→ **Data entries**:

»»

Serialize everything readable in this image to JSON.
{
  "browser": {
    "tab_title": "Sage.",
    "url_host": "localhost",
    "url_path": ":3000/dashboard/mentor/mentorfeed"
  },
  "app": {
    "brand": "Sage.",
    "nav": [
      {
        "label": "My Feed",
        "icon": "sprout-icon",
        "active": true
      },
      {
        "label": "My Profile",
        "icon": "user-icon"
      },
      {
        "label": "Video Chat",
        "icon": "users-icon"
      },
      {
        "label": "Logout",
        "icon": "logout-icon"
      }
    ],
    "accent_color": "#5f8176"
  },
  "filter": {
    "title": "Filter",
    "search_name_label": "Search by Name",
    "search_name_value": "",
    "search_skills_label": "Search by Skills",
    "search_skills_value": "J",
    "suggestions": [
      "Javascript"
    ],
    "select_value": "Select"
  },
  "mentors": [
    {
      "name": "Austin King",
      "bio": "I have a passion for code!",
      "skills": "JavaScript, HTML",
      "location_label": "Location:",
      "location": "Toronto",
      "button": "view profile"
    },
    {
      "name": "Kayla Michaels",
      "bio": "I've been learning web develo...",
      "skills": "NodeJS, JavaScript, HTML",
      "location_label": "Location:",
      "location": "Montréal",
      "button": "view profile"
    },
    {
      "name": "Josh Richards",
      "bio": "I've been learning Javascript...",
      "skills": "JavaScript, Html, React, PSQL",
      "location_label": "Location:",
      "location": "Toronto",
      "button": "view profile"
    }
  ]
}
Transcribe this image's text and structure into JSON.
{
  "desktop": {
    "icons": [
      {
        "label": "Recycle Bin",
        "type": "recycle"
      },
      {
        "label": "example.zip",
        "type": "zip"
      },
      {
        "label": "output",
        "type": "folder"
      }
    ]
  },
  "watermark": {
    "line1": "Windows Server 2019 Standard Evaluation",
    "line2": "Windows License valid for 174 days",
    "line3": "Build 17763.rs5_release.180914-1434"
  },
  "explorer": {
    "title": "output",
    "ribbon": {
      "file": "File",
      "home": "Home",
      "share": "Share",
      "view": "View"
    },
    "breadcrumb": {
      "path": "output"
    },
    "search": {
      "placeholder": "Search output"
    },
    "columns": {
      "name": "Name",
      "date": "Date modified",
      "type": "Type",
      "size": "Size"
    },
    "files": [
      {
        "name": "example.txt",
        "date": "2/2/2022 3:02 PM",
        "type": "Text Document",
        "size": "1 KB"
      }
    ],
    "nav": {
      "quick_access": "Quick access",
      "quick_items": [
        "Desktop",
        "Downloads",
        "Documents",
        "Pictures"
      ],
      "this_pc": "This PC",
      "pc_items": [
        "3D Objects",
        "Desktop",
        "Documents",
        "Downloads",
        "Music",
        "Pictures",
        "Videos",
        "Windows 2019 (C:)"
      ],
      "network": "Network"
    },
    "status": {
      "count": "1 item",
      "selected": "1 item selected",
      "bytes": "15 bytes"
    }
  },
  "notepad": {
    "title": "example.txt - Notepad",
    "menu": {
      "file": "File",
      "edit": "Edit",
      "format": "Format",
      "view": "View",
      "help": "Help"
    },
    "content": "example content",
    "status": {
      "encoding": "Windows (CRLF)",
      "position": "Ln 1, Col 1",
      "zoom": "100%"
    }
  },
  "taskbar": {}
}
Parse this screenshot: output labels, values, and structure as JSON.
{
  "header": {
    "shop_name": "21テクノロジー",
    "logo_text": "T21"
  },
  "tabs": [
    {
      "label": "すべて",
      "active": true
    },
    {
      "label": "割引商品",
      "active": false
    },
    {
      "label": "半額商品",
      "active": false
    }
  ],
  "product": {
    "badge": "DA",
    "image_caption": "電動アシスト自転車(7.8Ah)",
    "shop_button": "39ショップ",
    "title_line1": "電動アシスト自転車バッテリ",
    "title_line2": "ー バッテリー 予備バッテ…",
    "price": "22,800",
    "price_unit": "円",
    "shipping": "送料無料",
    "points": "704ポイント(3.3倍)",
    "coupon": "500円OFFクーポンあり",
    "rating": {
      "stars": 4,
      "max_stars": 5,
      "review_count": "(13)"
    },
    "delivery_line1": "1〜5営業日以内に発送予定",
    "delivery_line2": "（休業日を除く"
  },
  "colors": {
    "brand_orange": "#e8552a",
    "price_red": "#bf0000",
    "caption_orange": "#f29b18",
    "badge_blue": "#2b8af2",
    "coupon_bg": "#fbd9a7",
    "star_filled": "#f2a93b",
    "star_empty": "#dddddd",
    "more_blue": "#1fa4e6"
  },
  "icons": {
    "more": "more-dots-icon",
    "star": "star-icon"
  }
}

««

→ **EXERCISE OBJECTIVE**: Transcribe each record exactly. Leave nothing out.

→ **RESPONSE TO THE TASK**:
Serialize everything readable in this image to JSON.
{
  "browser": {
    "tab_title": "Sage.",
    "url_host": "localhost",
    "url_path": ":3000/dashboard/mentor/mentorfeed"
  },
  "app": {
    "brand": "Sage.",
    "nav": [
      {
        "label": "My Feed",
        "icon": "sprout-icon",
        "active": true
      },
      {
        "label": "My Profile",
        "icon": "user-icon"
      },
      {
        "label": "Video Chat",
        "icon": "users-icon"
      },
      {
        "label": "Logout",
        "icon": "logout-icon"
      }
    ],
    "accent_color": "#5f8176"
  },
  "filter": {
    "title": "Filter",
    "search_name_label": "Search by Name",
    "search_name_value": "",
    "search_skills_label": "Search by Skills",
    "search_skills_value": "J",
    "suggestions": [
      "Javascript"
    ],
    "select_value": "Select"
  },
  "mentors": [
    {
      "name": "Austin King",
      "bio": "I have a passion for code!",
      "skills": "JavaScript, HTML",
      "location_label": "Location:",
      "location": "Toronto",
      "button": "view profile"
    },
    {
      "name": "Kayla Michaels",
      "bio": "I've been learning web develo...",
      "skills": "NodeJS, JavaScript, HTML",
      "location_label": "Location:",
      "location": "Montréal",
      "button": "view profile"
    },
    {
      "name": "Josh Richards",
      "bio": "I've been learning Javascript...",
      "skills": "JavaScript, Html, React, PSQL",
      "location_label": "Location:",
      "location": "Toronto",
      "button": "view profile"
    }
  ]
}
Transcribe this image's text and structure into JSON.
{
  "desktop": {
    "icons": [
      {
        "label": "Recycle Bin",
        "type": "recycle"
      },
      {
        "label": "example.zip",
        "type": "zip"
      },
      {
        "label": "output",
        "type": "folder"
      }
    ]
  },
  "watermark": {
    "line1": "Windows Server 2019 Standard Evaluation",
    "line2": "Windows License valid for 174 days",
    "line3": "Build 17763.rs5_release.180914-1434"
  },
  "explorer": {
    "title": "output",
    "ribbon": {
      "file": "File",
      "home": "Home",
      "share": "Share",
      "view": "View"
    },
    "breadcrumb": {
      "path": "output"
    },
    "search": {
      "placeholder": "Search output"
    },
    "columns": {
      "name": "Name",
      "date": "Date modified",
      "type": "Type",
      "size": "Size"
    },
    "files": [
      {
        "name": "example.txt",
        "date": "2/2/2022 3:02 PM",
        "type": "Text Document",
        "size": "1 KB"
      }
    ],
    "nav": {
      "quick_access": "Quick access",
      "quick_items": [
        "Desktop",
        "Downloads",
        "Documents",
        "Pictures"
      ],
      "this_pc": "This PC",
      "pc_items": [
        "3D Objects",
        "Desktop",
        "Documents",
        "Downloads",
        "Music",
        "Pictures",
        "Videos",
        "Windows 2019 (C:)"
      ],
      "network": "Network"
    },
    "status": {
      "count": "1 item",
      "selected": "1 item selected",
      "bytes": "15 bytes"
    }
  },
  "notepad": {
    "title": "example.txt - Notepad",
    "menu": {
      "file": "File",
      "edit": "Edit",
      "format": "Format",
      "view": "View",
      "help": "Help"
    },
    "content": "example content",
    "status": {
      "encoding": "Windows (CRLF)",
      "position": "Ln 1, Col 1",
      "zoom": "100%"
    }
  },
  "taskbar": {}
}
Parse this screenshot: output labels, values, and structure as JSON.
{
  "header": {
    "shop_name": "21テクノロジー",
    "logo_text": "T21"
  },
  "tabs": [
    {
      "label": "すべて",
      "active": true
    },
    {
      "label": "割引商品",
      "active": false
    },
    {
      "label": "半額商品",
      "active": false
    }
  ],
  "product": {
    "badge": "DA",
    "image_caption": "電動アシスト自転車(7.8Ah)",
    "shop_button": "39ショップ",
    "title_line1": "電動アシスト自転車バッテリ",
    "title_line2": "ー バッテリー 予備バッテ…",
    "price": "22,800",
    "price_unit": "円",
    "shipping": "送料無料",
    "points": "704ポイント(3.3倍)",
    "coupon": "500円OFFクーポンあり",
    "rating": {
      "stars": 4,
      "max_stars": 5,
      "review_count": "(13)"
    },
    "delivery_line1": "1〜5営業日以内に発送予定",
    "delivery_line2": "（休業日を除く"
  },
  "colors": {
    "brand_orange": "#e8552a",
    "price_red": "#bf0000",
    "caption_orange": "#f29b18",
    "badge_blue": "#2b8af2",
    "coupon_bg": "#fbd9a7",
    "star_filled": "#f2a93b",
    "star_empty": "#dddddd",
    "more_blue": "#1fa4e6"
  },
  "icons": {
    "more": "more-dots-icon",
    "star": "star-icon"
  }
}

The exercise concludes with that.